TASKS FOR THIS EXERCISE ::
1 > Summarize the article on Diana Wagner's investment outlook in two sentences.
2 > Extend the article on Diana Wagner's investment outlook, picking up after its final sentence.

EXCERPTED TEXT ::
>>>

Why are these companies so attractive in current environment?
Diana Wagner, equity portfolio manager at Capital Group, is worried about where things are going this summer with inflation and potential recession, so has some unconventional portfolio picks.
“I buy stocks based on fundamental bottom-up research,” she recently said, “But I feel it’s important to pay attention to macros, particularly at inflection points, and this certainly feels like an inflection point. I worry that inflation will stay high, and the Fed will have to do more to slow down the economy.
“So, in this environment, what I’m focused on is companies that have pricing power and where earning cuts are less likely. That’s why I love insurance and insurance brokers, and health insurance companies, like UnitedHealth. I also love beverage companies, like Dr. Pepper, because there really isn’t a store brand to trade down to, so these companies have more pricing power. I also like fast food restaurants, like Yum!, which owns Taco Bell and KFC. They can pass through inflation and when consumers feel pinched, they tend to trade down to fast food.
“The other thing that these companies have in common is they pay attractive dividends, and those dividends have grown at a healthy clip over time. All of these companies have actually grown their dividends in the double digits in recent years. What we’ve seen is that proven dividend growers can definitely help bolster returns when inflation is rising. Our work shows that over long periods of time, nearly half of the market’s return comes from dividends. So, for me, companies with pricing power and growing dividends are very attractive in this market environment.”
When structuring portfolios, Wagner is also optimistic that bonds will recover in the next two or three years and resume their role as a portfolio diversifier and hedge against equity volatility.
“Investors looking at their portfolio should view the negative returns and bonds as an incredible opportunity,” she said, “because bonds mature and those returns will all come back and more. It’s just a matter of time.”
Wagner expects volatility to continue this summer as inflation remains elevated, so she’s encouraging advisors to add high-quality bonds to clients’ portfolios to protect against equity volatility and generate income.

<<<

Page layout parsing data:
>>>

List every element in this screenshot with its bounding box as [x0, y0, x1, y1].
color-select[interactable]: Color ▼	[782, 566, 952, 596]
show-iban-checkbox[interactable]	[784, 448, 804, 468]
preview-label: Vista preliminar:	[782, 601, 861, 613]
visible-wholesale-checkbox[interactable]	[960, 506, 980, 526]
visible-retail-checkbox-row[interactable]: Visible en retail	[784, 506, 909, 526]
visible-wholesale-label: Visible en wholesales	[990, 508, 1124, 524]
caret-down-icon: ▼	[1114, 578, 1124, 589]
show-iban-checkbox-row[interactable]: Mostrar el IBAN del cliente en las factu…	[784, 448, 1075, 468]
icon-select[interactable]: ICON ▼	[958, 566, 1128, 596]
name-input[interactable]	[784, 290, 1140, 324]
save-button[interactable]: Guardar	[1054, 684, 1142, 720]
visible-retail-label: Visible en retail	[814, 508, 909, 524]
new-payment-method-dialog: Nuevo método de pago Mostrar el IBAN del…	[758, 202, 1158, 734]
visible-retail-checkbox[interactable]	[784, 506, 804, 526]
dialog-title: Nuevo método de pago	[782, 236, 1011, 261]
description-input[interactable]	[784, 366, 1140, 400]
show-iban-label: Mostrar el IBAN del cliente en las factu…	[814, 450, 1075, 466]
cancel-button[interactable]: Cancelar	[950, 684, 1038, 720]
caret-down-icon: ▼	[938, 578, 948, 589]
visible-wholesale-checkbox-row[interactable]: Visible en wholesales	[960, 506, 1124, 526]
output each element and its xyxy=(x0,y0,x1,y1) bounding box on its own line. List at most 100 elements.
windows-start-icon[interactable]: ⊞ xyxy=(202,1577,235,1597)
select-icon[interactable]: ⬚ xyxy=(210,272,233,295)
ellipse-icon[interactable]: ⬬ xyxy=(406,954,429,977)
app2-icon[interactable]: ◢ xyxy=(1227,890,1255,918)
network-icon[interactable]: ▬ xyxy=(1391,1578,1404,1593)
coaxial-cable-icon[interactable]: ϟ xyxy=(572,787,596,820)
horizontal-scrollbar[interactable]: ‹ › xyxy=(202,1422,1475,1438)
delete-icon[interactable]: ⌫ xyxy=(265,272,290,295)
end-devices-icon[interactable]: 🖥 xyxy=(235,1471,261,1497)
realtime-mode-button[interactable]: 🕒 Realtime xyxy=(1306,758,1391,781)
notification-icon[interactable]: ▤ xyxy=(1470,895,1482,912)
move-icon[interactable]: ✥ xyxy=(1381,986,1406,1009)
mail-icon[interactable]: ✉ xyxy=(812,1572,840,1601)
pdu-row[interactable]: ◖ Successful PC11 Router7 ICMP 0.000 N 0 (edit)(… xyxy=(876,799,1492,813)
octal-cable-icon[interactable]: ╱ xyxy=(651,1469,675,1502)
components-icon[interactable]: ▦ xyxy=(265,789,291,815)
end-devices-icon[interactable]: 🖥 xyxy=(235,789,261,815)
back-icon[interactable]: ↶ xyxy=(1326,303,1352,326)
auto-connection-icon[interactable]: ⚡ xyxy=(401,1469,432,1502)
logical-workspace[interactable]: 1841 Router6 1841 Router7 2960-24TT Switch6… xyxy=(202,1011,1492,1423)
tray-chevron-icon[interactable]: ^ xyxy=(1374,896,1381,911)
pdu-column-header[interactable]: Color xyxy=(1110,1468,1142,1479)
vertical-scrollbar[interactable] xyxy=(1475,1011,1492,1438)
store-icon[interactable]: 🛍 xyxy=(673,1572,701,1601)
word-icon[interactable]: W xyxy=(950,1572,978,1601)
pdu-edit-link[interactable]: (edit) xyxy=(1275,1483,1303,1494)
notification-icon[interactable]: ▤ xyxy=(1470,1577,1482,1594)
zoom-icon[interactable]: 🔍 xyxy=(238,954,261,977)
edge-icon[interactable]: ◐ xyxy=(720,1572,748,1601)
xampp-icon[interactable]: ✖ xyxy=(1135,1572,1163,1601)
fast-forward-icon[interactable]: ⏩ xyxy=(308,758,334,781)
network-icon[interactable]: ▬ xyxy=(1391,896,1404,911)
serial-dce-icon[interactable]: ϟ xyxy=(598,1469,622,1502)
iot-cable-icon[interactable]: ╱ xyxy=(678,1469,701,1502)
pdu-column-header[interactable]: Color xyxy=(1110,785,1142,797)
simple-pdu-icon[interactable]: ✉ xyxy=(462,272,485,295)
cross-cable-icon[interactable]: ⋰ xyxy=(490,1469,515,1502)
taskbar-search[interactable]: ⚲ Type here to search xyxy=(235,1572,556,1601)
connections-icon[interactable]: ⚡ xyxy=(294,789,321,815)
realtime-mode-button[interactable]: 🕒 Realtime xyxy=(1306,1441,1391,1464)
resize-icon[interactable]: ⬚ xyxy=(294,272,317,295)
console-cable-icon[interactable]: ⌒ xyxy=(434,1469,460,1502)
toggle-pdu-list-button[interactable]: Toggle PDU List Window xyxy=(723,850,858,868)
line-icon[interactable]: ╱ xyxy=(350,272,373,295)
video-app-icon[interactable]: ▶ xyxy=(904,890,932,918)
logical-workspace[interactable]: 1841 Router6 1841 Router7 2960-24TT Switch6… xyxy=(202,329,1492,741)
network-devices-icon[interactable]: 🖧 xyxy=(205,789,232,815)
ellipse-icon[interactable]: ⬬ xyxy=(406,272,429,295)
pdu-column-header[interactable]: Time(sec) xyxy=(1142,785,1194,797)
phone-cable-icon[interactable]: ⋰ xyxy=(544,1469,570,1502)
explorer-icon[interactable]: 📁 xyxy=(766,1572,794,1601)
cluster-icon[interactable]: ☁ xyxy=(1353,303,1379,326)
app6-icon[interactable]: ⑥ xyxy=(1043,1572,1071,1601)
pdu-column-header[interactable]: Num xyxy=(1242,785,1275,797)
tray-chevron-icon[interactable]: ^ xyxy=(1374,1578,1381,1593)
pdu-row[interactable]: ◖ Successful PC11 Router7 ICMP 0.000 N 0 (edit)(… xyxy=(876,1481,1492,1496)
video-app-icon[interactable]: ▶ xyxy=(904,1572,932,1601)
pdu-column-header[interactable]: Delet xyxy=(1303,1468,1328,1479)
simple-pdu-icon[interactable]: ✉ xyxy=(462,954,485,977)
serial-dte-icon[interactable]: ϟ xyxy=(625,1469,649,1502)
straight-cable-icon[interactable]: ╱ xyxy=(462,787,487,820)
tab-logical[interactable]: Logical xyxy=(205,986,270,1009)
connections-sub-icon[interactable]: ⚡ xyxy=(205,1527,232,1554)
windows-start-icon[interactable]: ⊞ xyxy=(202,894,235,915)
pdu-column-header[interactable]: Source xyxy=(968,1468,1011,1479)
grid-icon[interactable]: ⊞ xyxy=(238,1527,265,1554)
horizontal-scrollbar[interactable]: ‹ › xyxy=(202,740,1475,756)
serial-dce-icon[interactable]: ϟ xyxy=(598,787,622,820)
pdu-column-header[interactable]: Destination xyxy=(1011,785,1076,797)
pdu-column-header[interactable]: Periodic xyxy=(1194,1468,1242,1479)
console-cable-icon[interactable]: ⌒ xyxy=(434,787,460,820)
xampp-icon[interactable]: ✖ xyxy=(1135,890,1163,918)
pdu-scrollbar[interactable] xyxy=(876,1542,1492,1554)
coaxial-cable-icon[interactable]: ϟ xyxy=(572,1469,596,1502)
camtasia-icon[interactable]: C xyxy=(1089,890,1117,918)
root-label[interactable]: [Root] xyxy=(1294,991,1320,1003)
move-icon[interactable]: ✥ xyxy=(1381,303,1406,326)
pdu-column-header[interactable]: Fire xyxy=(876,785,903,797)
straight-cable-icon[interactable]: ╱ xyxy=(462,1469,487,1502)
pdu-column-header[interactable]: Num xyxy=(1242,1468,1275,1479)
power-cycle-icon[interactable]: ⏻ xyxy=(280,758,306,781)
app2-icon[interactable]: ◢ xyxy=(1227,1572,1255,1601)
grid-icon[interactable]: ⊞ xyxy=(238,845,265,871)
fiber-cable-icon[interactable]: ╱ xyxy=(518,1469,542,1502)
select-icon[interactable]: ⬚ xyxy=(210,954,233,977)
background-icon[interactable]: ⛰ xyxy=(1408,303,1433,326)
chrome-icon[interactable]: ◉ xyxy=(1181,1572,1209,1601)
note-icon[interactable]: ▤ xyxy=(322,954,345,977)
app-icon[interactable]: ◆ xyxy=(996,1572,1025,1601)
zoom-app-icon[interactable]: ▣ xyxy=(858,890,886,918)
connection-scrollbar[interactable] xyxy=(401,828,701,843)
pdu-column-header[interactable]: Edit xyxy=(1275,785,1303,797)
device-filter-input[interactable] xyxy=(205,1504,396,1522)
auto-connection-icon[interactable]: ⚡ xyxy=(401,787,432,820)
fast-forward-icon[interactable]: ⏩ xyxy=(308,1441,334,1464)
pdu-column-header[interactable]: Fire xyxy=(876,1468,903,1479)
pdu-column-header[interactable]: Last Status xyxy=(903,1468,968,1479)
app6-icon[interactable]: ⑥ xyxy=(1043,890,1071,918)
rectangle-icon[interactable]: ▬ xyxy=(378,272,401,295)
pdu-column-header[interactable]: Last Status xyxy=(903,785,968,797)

<<<

PER-TASK OUTPUTS ::
1 > Concerned that inflation will stay high and force the Fed to slow the economy, Capital Group equity portfolio manager Diana Wagner favors companies with pricing power and growing dividends, such as insurers, UnitedHealth, Dr. Pepper and Yum!. She also expects bonds to recover in the next two or three years and is encouraging advisors to add high-quality bonds to clients' portfolios to protect against equity volatility and generate income.

2 >
But, she and Capital Group are also keen on innovation – and finds it in both the product and services side of healthcare, where there are currently attractive valuations on real earnings and cash flow. Several companies, such as Eli Lilly and Novo Nordisk, are developing a new generation of drug to treat obesity, which is expected to impact lifespan and quality of life as well as reduce health care costs. Pfizer and Novartis are investing in genetic medicine to deal with diseases at the gene level, and companies like UnitedHealth are transforming how health care is being delivered in the U.S. Its new model rewards doctors for keeping patients healthy rather than seeing more patients, which she said is producing better health outcomes from high patient and physician satisfaction to lower per capita costs. She said: “It’s coming to a physician practice near you very soon.”
Finally, in the environmental, social and governance (ESG) area, Wagner is recommending HVAC companies since “40% of the world’s greenhouse gases comes from buildings. That’s more than the entire transport industry! 40% of a building’s energy use is from heating and cooling buildings.” So, Carrier and Daikin are developing new air conditioning and heating systems to help reduce gas emissions by up to 70%.
Railroads are also four times more fuel efficient than trucks because “iron on iron is a lot more efficient than rubber on road,” said Wagner. “So, I think railroads are another really attractive and unexpected way to invest in ESG, and reduce emissions and make the world cleaner.”